Figure contents as structured data:

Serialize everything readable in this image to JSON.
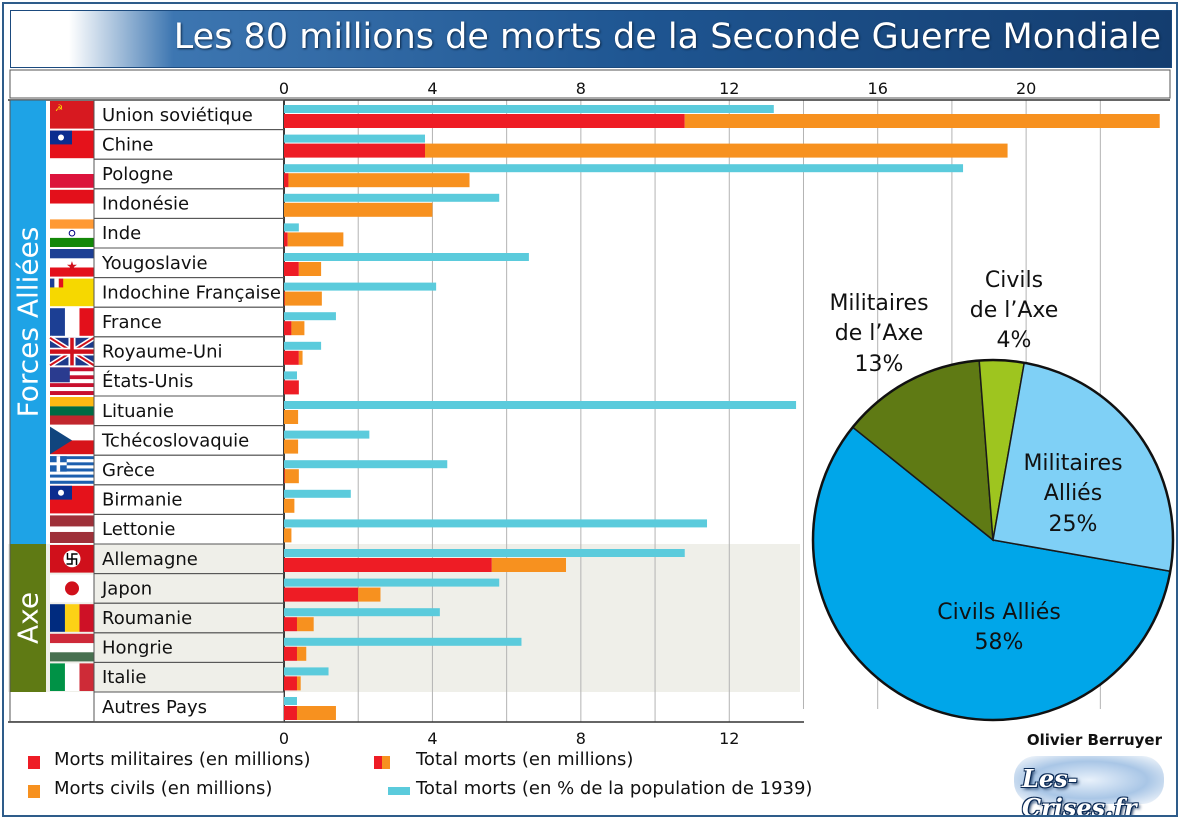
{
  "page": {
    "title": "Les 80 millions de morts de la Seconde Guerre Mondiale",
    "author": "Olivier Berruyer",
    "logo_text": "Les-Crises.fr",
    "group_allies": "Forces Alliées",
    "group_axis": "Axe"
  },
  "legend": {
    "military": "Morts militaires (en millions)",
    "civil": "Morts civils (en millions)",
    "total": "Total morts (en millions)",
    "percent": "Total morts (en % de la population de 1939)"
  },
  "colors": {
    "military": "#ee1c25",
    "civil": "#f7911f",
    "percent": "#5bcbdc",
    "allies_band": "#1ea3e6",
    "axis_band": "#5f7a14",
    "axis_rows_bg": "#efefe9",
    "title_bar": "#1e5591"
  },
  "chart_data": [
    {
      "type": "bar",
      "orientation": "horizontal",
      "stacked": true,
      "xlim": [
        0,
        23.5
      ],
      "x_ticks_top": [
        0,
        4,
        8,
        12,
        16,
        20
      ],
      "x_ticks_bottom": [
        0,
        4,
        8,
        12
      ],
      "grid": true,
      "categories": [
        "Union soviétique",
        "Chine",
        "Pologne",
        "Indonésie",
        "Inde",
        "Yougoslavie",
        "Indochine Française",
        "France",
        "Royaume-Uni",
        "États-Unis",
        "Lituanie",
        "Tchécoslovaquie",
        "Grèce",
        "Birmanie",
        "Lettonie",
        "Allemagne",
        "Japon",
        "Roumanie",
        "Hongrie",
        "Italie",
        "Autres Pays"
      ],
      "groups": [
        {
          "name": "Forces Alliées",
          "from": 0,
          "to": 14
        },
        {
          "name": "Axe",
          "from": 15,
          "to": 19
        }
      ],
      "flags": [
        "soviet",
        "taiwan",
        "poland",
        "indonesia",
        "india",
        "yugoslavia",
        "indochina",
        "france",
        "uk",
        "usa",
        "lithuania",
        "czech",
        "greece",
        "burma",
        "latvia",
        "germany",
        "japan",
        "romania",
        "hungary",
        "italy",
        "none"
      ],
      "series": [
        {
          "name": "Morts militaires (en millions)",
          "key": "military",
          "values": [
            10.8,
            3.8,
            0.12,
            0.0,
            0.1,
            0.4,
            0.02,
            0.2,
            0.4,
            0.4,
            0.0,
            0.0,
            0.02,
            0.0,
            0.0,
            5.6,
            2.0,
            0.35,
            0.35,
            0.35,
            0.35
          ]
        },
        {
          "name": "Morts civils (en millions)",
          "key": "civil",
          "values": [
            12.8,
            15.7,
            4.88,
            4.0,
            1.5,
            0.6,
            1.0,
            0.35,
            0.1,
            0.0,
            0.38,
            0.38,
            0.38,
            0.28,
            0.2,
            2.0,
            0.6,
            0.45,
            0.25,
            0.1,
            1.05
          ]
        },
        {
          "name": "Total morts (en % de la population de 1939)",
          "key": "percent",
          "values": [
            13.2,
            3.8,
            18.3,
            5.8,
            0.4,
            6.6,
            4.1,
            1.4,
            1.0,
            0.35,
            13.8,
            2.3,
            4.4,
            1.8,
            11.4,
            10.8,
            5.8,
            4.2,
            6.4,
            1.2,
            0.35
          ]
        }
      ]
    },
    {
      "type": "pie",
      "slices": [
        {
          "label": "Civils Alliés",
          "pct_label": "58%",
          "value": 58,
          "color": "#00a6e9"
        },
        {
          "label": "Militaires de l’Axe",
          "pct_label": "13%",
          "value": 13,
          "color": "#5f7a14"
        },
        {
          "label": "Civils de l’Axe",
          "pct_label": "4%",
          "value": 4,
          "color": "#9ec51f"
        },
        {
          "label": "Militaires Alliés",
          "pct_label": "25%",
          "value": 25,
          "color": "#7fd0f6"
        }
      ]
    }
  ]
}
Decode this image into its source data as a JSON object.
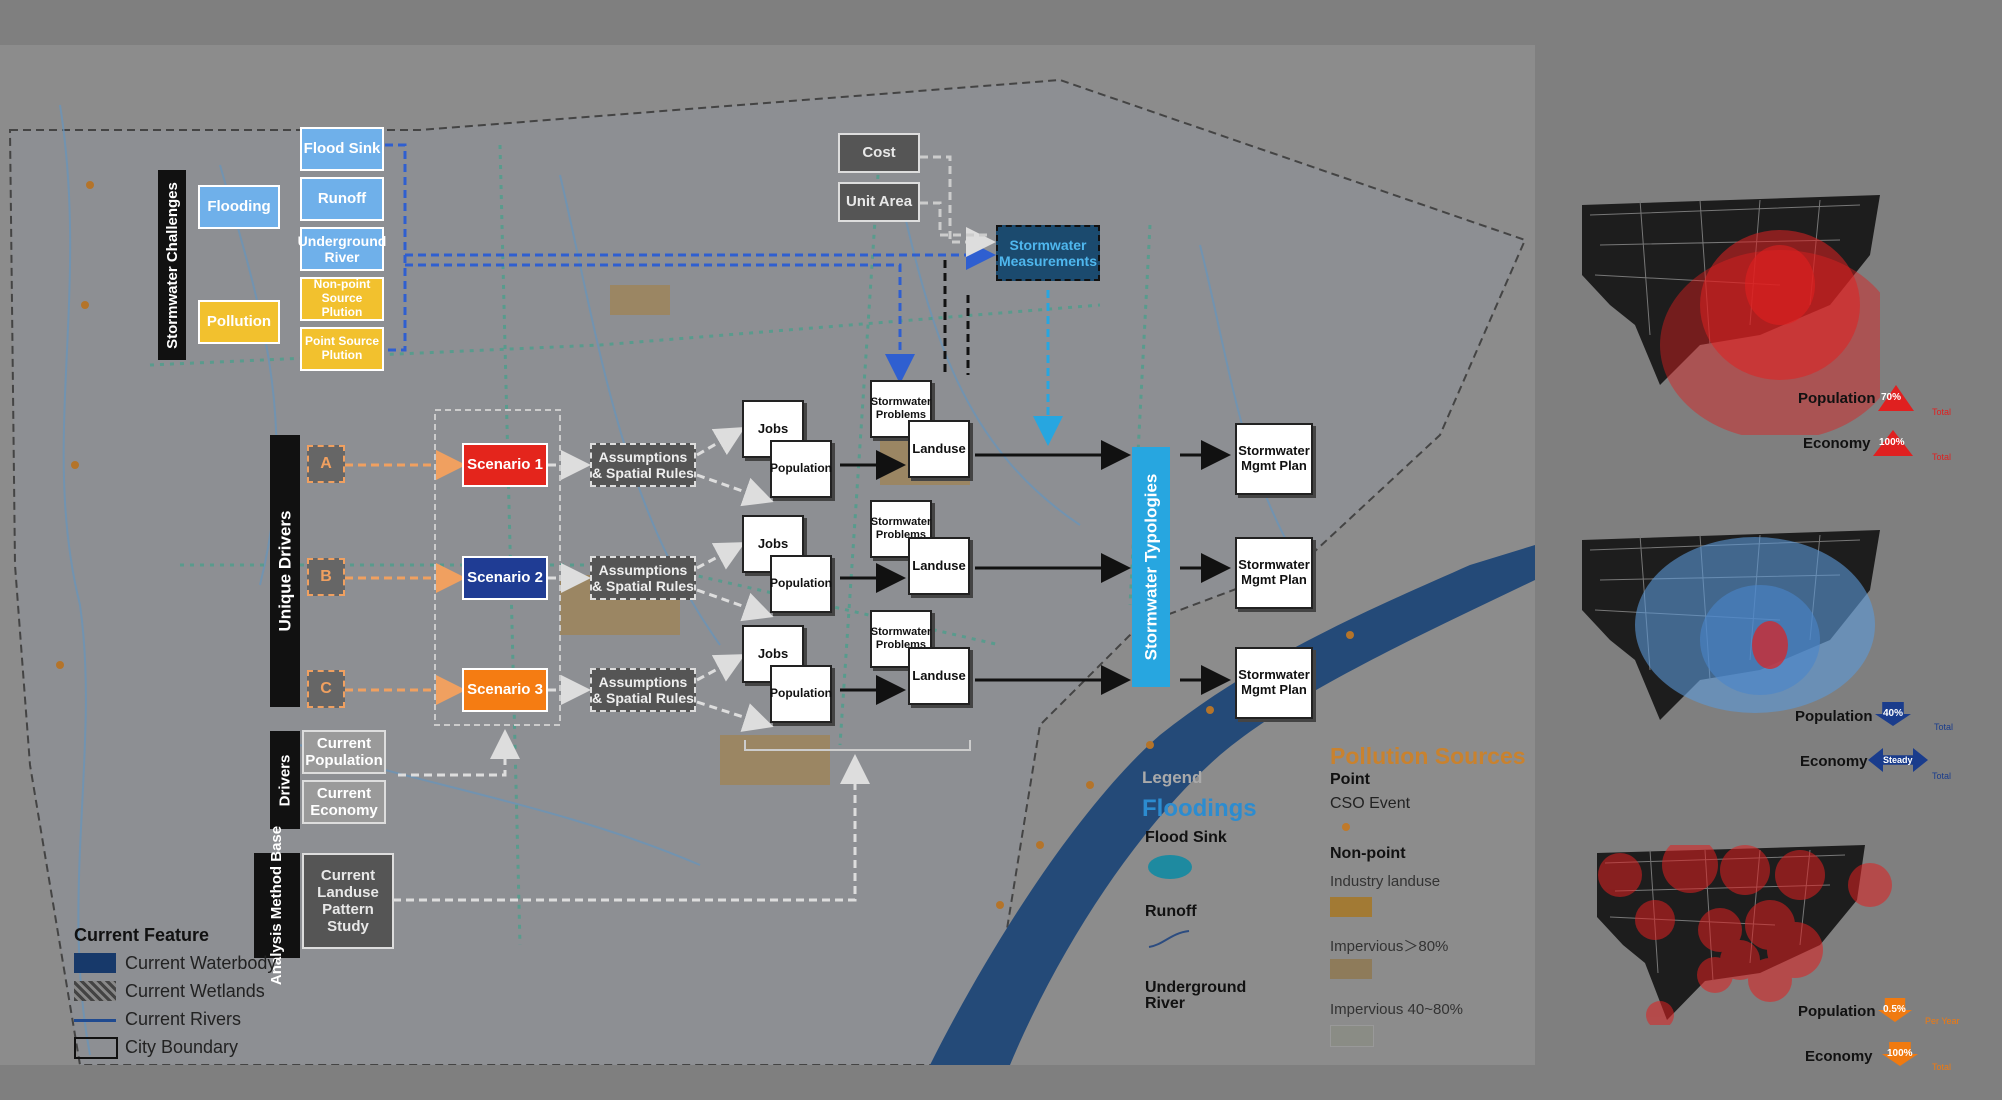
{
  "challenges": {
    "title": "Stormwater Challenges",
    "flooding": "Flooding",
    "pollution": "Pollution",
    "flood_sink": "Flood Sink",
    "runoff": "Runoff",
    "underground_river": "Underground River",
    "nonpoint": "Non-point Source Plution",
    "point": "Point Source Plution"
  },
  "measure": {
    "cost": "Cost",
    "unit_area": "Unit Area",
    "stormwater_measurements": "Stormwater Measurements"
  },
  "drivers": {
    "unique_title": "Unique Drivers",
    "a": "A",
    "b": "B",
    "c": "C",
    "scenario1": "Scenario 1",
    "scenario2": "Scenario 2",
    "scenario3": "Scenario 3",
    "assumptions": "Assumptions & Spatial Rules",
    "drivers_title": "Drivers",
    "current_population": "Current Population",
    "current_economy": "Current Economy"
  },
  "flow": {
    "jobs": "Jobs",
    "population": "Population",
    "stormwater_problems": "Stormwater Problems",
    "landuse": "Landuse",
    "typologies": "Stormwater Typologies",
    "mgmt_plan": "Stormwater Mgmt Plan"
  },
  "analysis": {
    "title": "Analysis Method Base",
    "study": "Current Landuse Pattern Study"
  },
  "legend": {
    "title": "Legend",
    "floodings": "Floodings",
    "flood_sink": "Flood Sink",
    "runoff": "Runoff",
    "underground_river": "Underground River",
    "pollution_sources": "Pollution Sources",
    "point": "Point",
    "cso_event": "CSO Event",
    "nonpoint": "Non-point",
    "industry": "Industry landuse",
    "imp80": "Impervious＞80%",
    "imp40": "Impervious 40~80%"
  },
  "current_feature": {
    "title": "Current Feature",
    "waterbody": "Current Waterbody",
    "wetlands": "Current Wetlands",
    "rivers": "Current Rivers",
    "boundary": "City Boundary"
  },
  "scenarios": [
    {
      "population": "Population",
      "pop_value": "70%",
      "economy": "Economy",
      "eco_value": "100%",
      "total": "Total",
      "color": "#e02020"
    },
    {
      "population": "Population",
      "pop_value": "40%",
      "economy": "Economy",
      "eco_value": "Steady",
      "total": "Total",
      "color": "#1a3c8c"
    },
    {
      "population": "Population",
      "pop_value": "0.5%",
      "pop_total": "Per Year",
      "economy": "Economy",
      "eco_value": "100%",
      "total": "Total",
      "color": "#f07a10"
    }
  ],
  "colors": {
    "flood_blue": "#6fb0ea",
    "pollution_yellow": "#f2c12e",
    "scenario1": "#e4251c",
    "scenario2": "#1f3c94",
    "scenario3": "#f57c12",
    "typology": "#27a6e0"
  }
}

...

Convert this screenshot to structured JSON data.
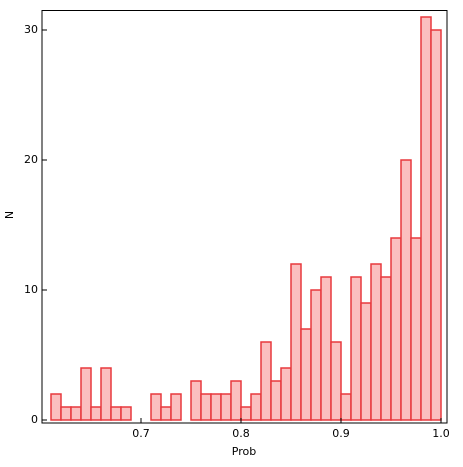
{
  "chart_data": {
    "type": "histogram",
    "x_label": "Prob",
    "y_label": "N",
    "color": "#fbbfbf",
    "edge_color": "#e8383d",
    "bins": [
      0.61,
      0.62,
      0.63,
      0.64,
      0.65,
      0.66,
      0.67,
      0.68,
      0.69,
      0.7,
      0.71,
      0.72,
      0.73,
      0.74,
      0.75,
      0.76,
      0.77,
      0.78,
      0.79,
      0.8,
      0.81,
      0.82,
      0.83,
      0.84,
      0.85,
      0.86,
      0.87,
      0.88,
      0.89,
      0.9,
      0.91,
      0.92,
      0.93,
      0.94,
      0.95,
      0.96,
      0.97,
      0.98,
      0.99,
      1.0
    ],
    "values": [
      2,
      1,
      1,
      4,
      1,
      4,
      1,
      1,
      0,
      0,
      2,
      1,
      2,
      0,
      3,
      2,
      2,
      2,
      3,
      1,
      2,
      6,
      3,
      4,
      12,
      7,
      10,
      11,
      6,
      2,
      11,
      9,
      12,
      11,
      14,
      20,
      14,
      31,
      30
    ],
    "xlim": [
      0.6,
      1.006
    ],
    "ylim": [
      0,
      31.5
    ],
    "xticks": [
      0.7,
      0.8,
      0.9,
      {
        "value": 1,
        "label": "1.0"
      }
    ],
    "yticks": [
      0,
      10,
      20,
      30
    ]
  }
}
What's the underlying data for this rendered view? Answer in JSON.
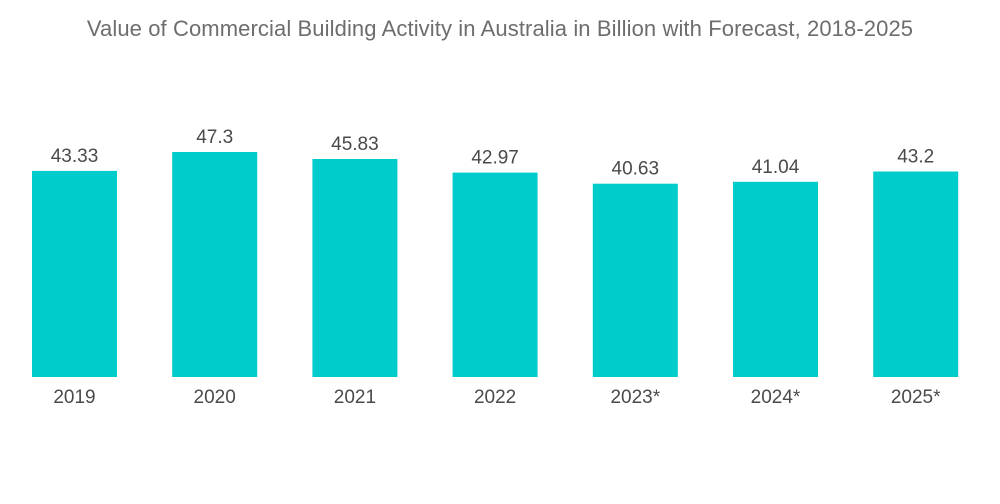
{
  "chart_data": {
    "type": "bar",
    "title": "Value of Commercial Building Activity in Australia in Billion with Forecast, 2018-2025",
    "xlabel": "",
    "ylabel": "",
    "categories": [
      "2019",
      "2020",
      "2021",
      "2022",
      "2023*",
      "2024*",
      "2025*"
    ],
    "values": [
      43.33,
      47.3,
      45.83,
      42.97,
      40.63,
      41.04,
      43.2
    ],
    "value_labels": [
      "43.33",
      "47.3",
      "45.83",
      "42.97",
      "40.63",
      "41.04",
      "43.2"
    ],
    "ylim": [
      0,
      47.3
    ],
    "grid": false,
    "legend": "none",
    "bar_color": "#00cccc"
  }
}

• **Exercise requirements**: Copy all lines from the entries that contain the word "Forces".

• **Full output**:
    "group_allies": "Forces Alliées",
          "name": "Forces Alliées",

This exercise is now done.